▸ **AIM OF THE EXERCISE**
For each line in the data below that holds "本报记者", return a copy.

Records from a dataset
•••••
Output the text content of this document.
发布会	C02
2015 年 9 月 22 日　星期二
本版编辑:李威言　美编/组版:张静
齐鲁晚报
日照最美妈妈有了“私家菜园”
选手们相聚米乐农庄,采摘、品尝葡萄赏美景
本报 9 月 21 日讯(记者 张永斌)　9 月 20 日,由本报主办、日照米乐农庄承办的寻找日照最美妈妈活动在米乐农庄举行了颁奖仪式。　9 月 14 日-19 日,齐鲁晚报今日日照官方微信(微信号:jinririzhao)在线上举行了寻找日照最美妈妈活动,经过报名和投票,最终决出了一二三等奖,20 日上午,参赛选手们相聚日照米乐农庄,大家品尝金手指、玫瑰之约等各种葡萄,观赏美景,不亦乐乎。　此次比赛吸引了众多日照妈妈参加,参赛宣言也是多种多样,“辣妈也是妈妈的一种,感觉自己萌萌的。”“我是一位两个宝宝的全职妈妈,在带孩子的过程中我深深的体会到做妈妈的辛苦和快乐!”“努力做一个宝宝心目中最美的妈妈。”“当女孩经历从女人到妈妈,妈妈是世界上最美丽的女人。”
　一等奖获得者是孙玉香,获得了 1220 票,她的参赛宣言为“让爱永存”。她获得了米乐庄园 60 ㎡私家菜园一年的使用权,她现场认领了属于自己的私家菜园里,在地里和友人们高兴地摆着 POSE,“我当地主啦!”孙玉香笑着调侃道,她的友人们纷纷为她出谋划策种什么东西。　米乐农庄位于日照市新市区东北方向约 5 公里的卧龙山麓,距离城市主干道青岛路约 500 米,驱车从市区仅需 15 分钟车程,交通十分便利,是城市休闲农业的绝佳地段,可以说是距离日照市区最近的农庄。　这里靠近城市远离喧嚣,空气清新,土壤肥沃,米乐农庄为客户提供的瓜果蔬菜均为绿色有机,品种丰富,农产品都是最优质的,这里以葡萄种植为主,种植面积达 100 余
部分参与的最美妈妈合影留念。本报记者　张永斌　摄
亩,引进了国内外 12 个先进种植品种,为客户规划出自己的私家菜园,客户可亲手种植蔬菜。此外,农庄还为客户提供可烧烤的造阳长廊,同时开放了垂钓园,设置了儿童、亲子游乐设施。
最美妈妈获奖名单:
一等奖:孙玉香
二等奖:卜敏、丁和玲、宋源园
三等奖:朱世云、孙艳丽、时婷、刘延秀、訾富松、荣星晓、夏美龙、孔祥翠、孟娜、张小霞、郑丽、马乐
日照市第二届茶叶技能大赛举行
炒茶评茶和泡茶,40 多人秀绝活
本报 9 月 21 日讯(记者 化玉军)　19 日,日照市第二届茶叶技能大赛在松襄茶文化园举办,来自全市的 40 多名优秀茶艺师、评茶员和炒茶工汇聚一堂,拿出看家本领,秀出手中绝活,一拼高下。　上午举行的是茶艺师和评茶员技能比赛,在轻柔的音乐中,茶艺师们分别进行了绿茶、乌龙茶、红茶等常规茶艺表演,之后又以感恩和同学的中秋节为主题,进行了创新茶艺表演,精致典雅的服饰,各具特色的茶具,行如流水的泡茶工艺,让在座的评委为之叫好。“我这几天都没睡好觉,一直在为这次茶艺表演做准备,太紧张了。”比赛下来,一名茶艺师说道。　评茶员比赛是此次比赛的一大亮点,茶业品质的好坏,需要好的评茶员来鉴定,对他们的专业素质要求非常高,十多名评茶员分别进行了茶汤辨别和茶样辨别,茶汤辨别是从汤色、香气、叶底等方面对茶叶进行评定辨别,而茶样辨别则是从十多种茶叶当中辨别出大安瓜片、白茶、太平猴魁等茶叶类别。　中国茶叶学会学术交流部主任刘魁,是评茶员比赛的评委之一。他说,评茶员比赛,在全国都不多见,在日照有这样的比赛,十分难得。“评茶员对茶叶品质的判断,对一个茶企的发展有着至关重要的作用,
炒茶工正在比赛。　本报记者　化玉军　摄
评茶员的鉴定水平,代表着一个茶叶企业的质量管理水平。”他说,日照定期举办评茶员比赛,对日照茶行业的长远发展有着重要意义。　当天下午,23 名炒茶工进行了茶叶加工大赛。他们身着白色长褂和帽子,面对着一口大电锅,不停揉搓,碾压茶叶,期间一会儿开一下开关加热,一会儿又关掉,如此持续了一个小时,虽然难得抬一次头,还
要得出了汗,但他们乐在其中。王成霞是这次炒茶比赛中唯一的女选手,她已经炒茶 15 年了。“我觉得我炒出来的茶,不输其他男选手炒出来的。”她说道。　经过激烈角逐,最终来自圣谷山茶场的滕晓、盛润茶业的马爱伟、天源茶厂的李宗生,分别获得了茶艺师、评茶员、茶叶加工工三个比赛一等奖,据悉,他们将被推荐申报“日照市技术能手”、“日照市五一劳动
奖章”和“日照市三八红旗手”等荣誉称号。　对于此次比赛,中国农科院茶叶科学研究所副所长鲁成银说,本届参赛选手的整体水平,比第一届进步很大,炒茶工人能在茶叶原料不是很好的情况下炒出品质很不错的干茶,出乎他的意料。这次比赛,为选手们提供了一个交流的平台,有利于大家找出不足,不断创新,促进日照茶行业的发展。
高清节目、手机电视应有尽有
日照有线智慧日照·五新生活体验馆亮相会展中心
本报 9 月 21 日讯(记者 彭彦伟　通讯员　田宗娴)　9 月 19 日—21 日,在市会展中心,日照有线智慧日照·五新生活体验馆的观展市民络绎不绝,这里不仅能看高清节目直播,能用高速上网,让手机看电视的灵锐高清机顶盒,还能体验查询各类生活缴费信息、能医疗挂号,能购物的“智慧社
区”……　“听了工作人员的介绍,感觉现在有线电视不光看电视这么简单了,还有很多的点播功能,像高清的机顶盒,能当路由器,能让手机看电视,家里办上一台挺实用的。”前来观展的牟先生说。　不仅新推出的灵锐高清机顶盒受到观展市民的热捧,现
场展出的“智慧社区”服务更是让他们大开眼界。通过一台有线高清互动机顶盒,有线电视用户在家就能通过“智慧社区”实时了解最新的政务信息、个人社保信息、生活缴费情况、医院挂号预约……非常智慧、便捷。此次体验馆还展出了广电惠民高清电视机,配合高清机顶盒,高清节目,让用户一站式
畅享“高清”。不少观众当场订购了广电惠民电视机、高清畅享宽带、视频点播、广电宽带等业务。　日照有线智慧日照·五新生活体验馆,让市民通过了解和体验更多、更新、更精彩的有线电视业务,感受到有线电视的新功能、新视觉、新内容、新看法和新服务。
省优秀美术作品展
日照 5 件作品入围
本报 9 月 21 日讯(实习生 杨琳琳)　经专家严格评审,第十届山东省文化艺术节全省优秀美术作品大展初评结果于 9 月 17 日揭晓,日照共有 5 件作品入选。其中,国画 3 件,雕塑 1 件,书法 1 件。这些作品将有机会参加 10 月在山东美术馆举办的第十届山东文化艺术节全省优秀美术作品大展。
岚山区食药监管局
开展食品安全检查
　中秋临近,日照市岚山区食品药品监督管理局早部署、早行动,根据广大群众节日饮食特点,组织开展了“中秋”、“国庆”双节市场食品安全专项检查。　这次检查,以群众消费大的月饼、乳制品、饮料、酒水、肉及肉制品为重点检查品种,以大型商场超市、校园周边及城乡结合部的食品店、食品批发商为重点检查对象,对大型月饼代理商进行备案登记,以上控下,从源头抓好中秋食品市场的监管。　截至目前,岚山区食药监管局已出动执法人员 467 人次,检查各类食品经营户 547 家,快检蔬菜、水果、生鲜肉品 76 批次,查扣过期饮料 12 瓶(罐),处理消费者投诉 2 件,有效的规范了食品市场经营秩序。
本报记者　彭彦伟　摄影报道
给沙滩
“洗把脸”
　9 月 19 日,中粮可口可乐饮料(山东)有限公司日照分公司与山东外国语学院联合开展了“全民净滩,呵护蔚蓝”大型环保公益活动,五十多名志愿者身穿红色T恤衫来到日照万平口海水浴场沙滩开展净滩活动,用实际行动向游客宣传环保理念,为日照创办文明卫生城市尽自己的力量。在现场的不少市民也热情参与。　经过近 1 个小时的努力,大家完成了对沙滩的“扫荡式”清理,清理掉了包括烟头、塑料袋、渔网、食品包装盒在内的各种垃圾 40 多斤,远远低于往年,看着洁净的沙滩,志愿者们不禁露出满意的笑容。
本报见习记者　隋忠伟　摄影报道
•••••
▸ **FINAL ANSWER**
部分参与的最美妈妈合影留念。本报记者　张永斌　摄
炒茶工正在比赛。　本报记者　化玉军　摄
本报记者　彭彦伟　摄影报道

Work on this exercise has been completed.